- What to do
Reproduce all of the data below without alteration; exclude every picture.

- Input
>>>>>

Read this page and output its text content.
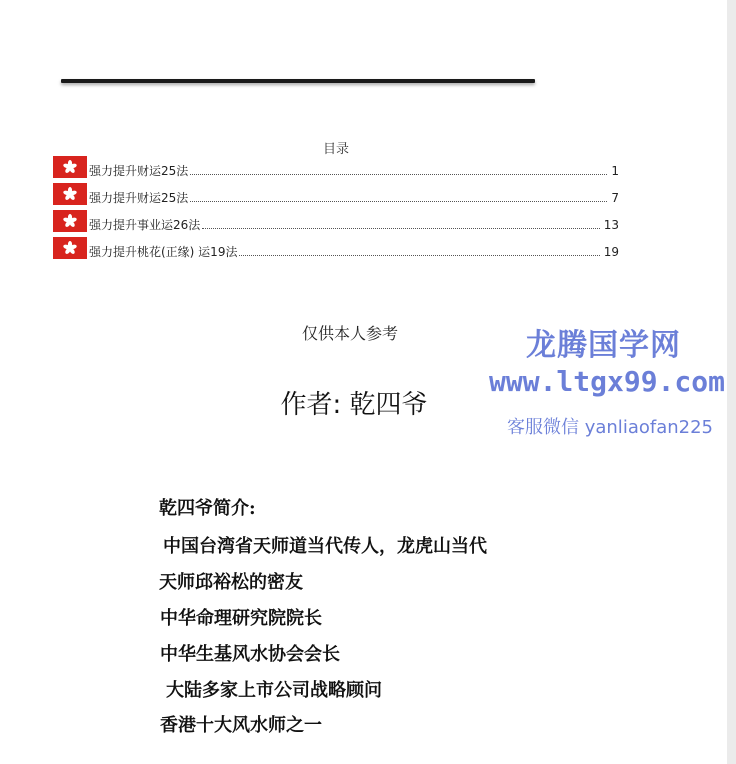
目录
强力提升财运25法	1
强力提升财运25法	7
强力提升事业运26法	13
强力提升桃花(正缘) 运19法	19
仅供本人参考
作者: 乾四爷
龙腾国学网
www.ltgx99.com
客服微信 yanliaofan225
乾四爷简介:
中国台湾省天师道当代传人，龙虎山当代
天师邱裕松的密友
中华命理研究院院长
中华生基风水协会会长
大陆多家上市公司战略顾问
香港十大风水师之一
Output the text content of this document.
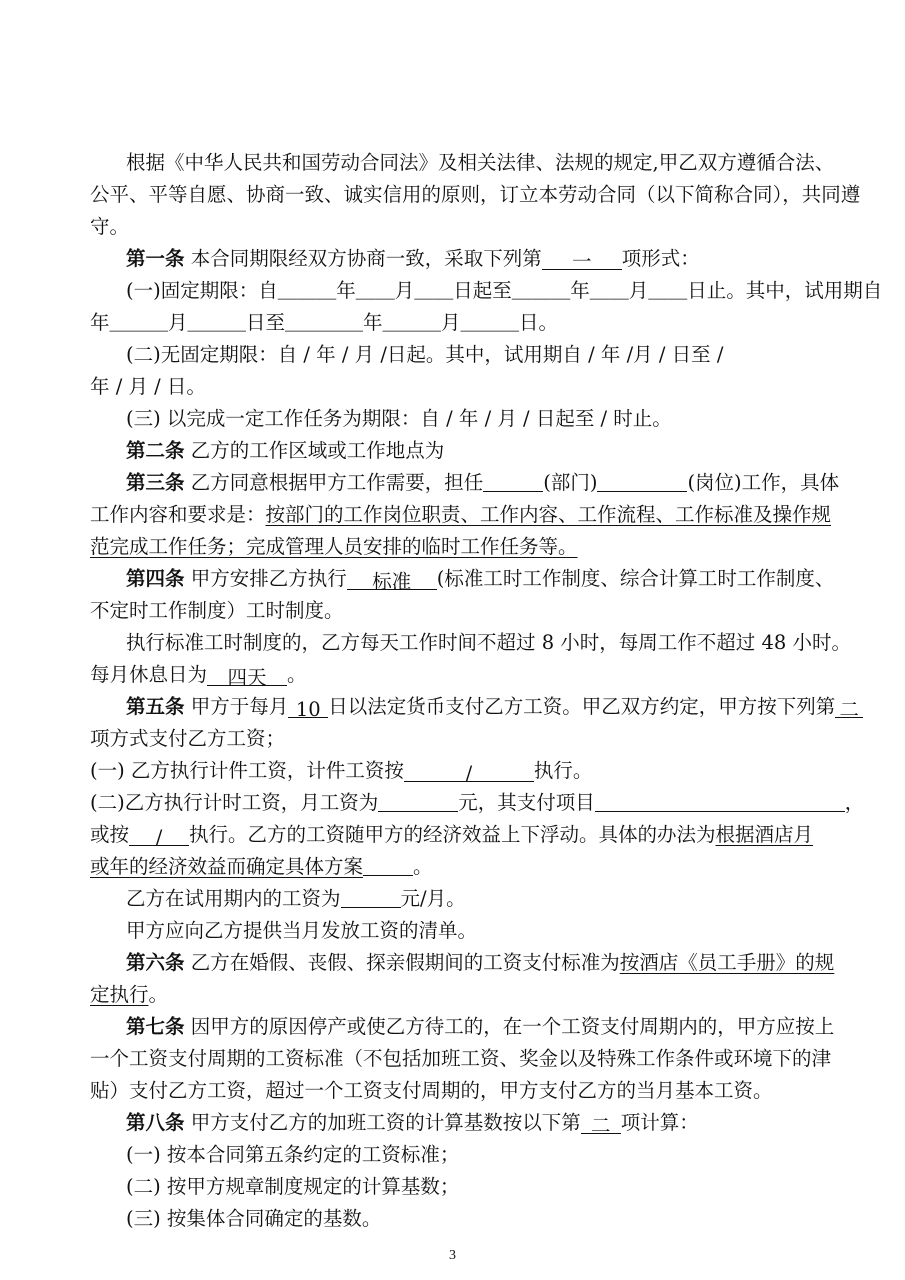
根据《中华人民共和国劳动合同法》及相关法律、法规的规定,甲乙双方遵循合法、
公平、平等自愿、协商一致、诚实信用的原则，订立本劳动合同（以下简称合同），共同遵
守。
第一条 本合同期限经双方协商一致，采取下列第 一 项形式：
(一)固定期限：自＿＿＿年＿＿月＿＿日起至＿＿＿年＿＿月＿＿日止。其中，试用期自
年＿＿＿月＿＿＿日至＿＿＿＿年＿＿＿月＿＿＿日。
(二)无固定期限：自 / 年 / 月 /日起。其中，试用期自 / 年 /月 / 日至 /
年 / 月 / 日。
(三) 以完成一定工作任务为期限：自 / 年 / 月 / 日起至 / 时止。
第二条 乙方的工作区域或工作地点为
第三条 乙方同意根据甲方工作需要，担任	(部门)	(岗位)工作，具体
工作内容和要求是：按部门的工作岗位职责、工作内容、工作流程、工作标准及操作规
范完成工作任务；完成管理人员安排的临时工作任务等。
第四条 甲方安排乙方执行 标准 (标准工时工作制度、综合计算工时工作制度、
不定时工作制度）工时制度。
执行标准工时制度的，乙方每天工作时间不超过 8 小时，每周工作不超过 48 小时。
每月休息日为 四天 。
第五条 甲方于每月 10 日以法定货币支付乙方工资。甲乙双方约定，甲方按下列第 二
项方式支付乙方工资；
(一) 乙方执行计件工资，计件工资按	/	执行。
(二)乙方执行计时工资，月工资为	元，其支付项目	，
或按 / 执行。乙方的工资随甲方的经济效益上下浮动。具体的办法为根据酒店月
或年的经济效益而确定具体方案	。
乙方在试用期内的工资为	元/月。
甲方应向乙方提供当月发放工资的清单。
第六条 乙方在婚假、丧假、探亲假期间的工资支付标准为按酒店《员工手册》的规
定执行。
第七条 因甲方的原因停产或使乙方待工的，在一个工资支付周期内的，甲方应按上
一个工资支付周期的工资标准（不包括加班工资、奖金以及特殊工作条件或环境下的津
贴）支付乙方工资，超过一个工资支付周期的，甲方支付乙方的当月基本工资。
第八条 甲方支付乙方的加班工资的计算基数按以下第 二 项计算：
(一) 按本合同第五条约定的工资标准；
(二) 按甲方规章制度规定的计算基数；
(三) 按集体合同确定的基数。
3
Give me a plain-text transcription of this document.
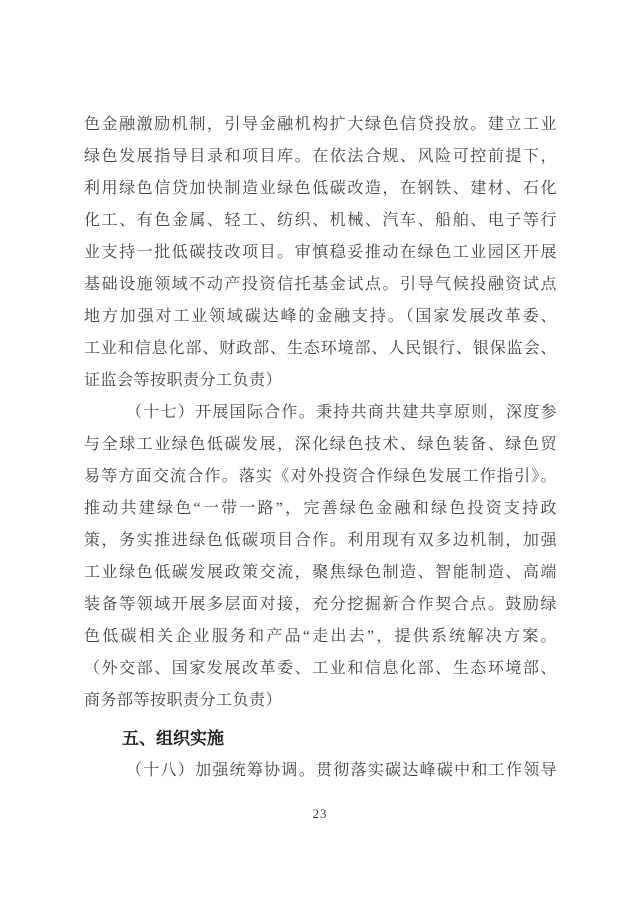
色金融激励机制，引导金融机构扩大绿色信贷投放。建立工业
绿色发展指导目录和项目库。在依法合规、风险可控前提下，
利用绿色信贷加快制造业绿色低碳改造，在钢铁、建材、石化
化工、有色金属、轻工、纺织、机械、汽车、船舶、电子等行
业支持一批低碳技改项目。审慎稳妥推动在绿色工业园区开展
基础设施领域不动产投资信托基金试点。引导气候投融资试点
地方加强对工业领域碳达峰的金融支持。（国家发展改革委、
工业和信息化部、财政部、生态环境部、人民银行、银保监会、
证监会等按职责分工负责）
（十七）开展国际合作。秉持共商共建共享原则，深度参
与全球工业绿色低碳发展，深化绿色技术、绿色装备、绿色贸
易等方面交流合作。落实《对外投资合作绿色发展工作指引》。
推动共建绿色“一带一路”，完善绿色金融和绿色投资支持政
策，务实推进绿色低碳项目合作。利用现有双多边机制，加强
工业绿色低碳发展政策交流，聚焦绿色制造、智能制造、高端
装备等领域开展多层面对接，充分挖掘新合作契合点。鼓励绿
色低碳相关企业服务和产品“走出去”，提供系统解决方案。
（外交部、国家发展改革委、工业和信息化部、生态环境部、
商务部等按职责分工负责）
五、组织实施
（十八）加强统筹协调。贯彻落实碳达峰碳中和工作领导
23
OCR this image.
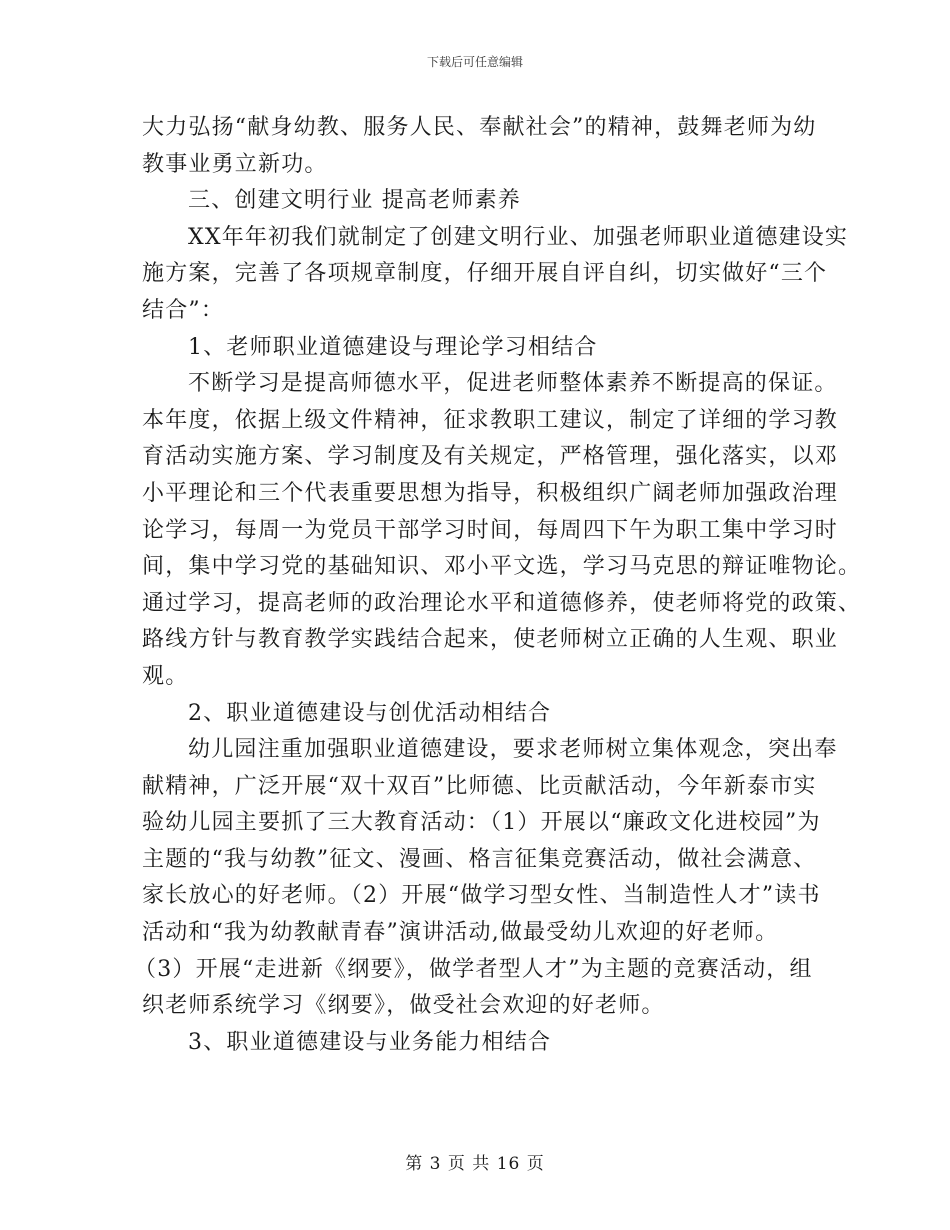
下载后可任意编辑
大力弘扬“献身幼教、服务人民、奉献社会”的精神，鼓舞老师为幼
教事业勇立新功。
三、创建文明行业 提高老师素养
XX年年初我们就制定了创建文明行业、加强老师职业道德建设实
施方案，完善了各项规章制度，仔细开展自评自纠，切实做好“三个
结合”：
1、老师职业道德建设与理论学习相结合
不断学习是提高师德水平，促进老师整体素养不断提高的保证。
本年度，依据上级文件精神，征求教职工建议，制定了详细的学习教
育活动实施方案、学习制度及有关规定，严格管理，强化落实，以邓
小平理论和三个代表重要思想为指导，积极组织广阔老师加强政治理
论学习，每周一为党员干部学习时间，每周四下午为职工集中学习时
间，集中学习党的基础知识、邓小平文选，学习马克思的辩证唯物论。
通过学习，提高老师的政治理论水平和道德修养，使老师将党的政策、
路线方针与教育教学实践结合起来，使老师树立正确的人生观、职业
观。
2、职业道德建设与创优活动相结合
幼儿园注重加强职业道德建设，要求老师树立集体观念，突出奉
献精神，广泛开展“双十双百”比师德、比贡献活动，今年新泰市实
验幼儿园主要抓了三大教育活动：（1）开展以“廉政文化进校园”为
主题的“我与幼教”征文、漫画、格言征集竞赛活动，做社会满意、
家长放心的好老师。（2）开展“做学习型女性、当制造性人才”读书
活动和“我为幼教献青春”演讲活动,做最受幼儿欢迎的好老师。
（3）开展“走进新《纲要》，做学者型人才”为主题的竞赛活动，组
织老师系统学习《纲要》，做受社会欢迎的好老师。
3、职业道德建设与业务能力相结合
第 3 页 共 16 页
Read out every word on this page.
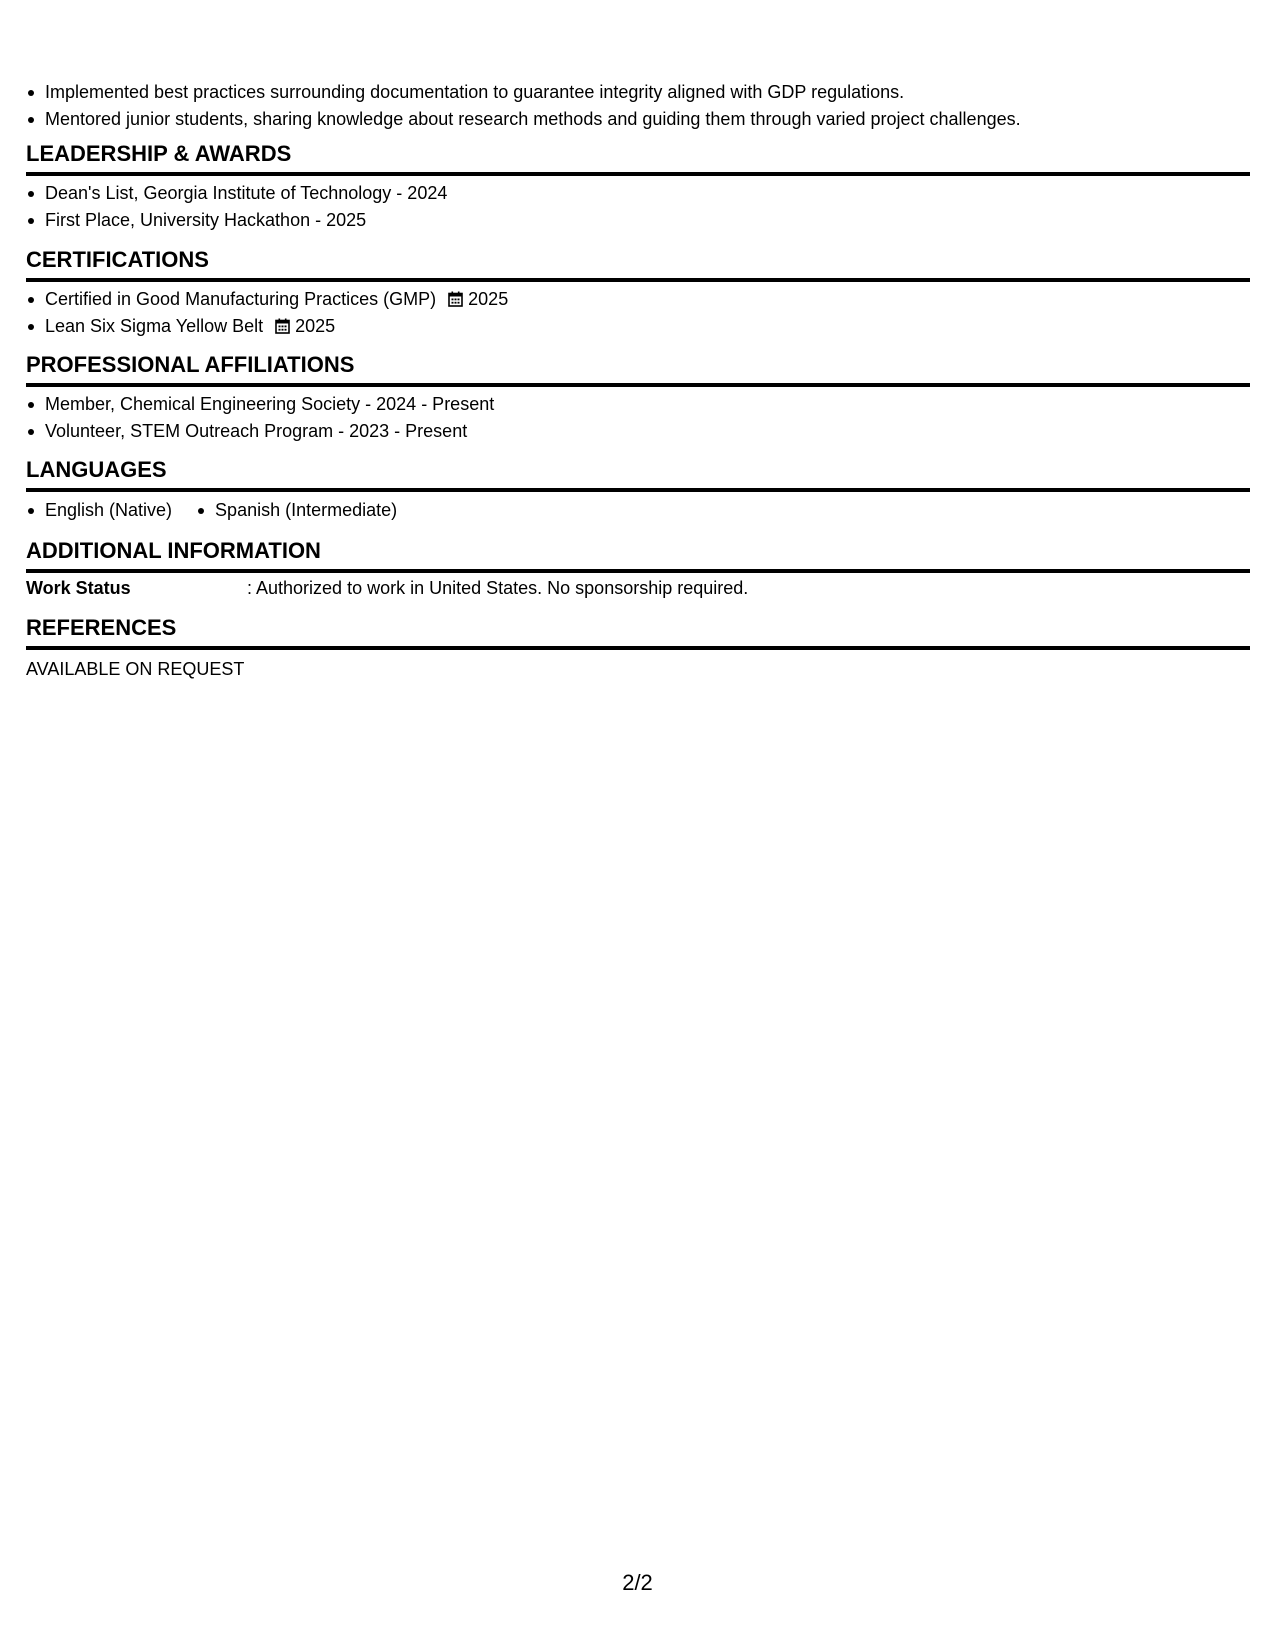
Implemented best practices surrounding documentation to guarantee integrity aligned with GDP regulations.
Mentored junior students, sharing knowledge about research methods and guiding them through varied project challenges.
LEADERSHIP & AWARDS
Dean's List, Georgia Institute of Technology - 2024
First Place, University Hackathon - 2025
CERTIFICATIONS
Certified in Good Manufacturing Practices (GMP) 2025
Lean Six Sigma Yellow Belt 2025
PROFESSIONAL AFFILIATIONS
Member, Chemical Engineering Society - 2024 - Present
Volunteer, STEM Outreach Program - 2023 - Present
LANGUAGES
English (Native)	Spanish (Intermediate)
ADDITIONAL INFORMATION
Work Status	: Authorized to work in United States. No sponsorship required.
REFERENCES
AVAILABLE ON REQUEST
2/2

<<<<<

- The result
Read this page and output its text content.
目录
强力提升财运25法	1
强力提升财运25法	7
强力提升事业运26法	13
强力提升桃花(正缘) 运19法	19
仅供本人参考
作者: 乾四爷
龙腾国学网
www.ltgx99.com
客服微信 yanliaofan225
乾四爷简介:
中国台湾省天师道当代传人，龙虎山当代
天师邱裕松的密友
中华命理研究院院长
中华生基风水协会会长
大陆多家上市公司战略顾问
香港十大风水师之一
Output the text content of this document.
根据《中华人民共和国劳动合同法》及相关法律、法规的规定,甲乙双方遵循合法、
公平、平等自愿、协商一致、诚实信用的原则，订立本劳动合同（以下简称合同），共同遵
守。
第一条 本合同期限经双方协商一致，采取下列第 一 项形式：
(一)固定期限：自＿＿＿年＿＿月＿＿日起至＿＿＿年＿＿月＿＿日止。其中，试用期自
年＿＿＿月＿＿＿日至＿＿＿＿年＿＿＿月＿＿＿日。
(二)无固定期限：自 / 年 / 月 /日起。其中，试用期自 / 年 /月 / 日至 /
年 / 月 / 日。
(三) 以完成一定工作任务为期限：自 / 年 / 月 / 日起至 / 时止。
第二条 乙方的工作区域或工作地点为
第三条 乙方同意根据甲方工作需要，担任	(部门)	(岗位)工作，具体
工作内容和要求是：按部门的工作岗位职责、工作内容、工作流程、工作标准及操作规
范完成工作任务；完成管理人员安排的临时工作任务等。
第四条 甲方安排乙方执行 标准 (标准工时工作制度、综合计算工时工作制度、
不定时工作制度）工时制度。
执行标准工时制度的，乙方每天工作时间不超过 8 小时，每周工作不超过 48 小时。
每月休息日为 四天 。
第五条 甲方于每月 10 日以法定货币支付乙方工资。甲乙双方约定，甲方按下列第 二
项方式支付乙方工资；
(一) 乙方执行计件工资，计件工资按	/	执行。
(二)乙方执行计时工资，月工资为	元，其支付项目	，
或按 / 执行。乙方的工资随甲方的经济效益上下浮动。具体的办法为根据酒店月
或年的经济效益而确定具体方案	。
乙方在试用期内的工资为	元/月。
甲方应向乙方提供当月发放工资的清单。
第六条 乙方在婚假、丧假、探亲假期间的工资支付标准为按酒店《员工手册》的规
定执行。
第七条 因甲方的原因停产或使乙方待工的，在一个工资支付周期内的，甲方应按上
一个工资支付周期的工资标准（不包括加班工资、奖金以及特殊工作条件或环境下的津
贴）支付乙方工资，超过一个工资支付周期的，甲方支付乙方的当月基本工资。
第八条 甲方支付乙方的加班工资的计算基数按以下第 二 项计算：
(一) 按本合同第五条约定的工资标准；
(二) 按甲方规章制度规定的计算基数；
(三) 按集体合同确定的基数。
3
Give me a plain-text transcription of this document.
色金融激励机制，引导金融机构扩大绿色信贷投放。建立工业
绿色发展指导目录和项目库。在依法合规、风险可控前提下，
利用绿色信贷加快制造业绿色低碳改造，在钢铁、建材、石化
化工、有色金属、轻工、纺织、机械、汽车、船舶、电子等行
业支持一批低碳技改项目。审慎稳妥推动在绿色工业园区开展
基础设施领域不动产投资信托基金试点。引导气候投融资试点
地方加强对工业领域碳达峰的金融支持。（国家发展改革委、
工业和信息化部、财政部、生态环境部、人民银行、银保监会、
证监会等按职责分工负责）
（十七）开展国际合作。秉持共商共建共享原则，深度参
与全球工业绿色低碳发展，深化绿色技术、绿色装备、绿色贸
易等方面交流合作。落实《对外投资合作绿色发展工作指引》。
推动共建绿色“一带一路”，完善绿色金融和绿色投资支持政
策，务实推进绿色低碳项目合作。利用现有双多边机制，加强
工业绿色低碳发展政策交流，聚焦绿色制造、智能制造、高端
装备等领域开展多层面对接，充分挖掘新合作契合点。鼓励绿
色低碳相关企业服务和产品“走出去”，提供系统解决方案。
（外交部、国家发展改革委、工业和信息化部、生态环境部、
商务部等按职责分工负责）
五、组织实施
（十八）加强统筹协调。贯彻落实碳达峰碳中和工作领导
23
OCR this image.
下载后可任意编辑
大力弘扬“献身幼教、服务人民、奉献社会”的精神，鼓舞老师为幼
教事业勇立新功。
三、创建文明行业 提高老师素养
XX年年初我们就制定了创建文明行业、加强老师职业道德建设实
施方案，完善了各项规章制度，仔细开展自评自纠，切实做好“三个
结合”：
1、老师职业道德建设与理论学习相结合
不断学习是提高师德水平，促进老师整体素养不断提高的保证。
本年度，依据上级文件精神，征求教职工建议，制定了详细的学习教
育活动实施方案、学习制度及有关规定，严格管理，强化落实，以邓
小平理论和三个代表重要思想为指导，积极组织广阔老师加强政治理
论学习，每周一为党员干部学习时间，每周四下午为职工集中学习时
间，集中学习党的基础知识、邓小平文选，学习马克思的辩证唯物论。
通过学习，提高老师的政治理论水平和道德修养，使老师将党的政策、
路线方针与教育教学实践结合起来，使老师树立正确的人生观、职业
观。
2、职业道德建设与创优活动相结合
幼儿园注重加强职业道德建设，要求老师树立集体观念，突出奉
献精神，广泛开展“双十双百”比师德、比贡献活动，今年新泰市实
验幼儿园主要抓了三大教育活动：（1）开展以“廉政文化进校园”为
主题的“我与幼教”征文、漫画、格言征集竞赛活动，做社会满意、
家长放心的好老师。（2）开展“做学习型女性、当制造性人才”读书
活动和“我为幼教献青春”演讲活动,做最受幼儿欢迎的好老师。
（3）开展“走进新《纲要》，做学者型人才”为主题的竞赛活动，组
织老师系统学习《纲要》，做受社会欢迎的好老师。
3、职业道德建设与业务能力相结合
第 3 页 共 16 页
Read out every word on this page.
Implemented best practices surrounding documentation to guarantee integrity aligned with GDP regulations.
Mentored junior students, sharing knowledge about research methods and guiding them through varied project challenges.
LEADERSHIP & AWARDS
Dean's List, Georgia Institute of Technology - 2024
First Place, University Hackathon - 2025
CERTIFICATIONS
Certified in Good Manufacturing Practices (GMP) 2025
Lean Six Sigma Yellow Belt 2025
PROFESSIONAL AFFILIATIONS
Member, Chemical Engineering Society - 2024 - Present
Volunteer, STEM Outreach Program - 2023 - Present
LANGUAGES
English (Native)	Spanish (Intermediate)
ADDITIONAL INFORMATION
Work Status	: Authorized to work in United States. No sponsorship required.
REFERENCES
AVAILABLE ON REQUEST
2/2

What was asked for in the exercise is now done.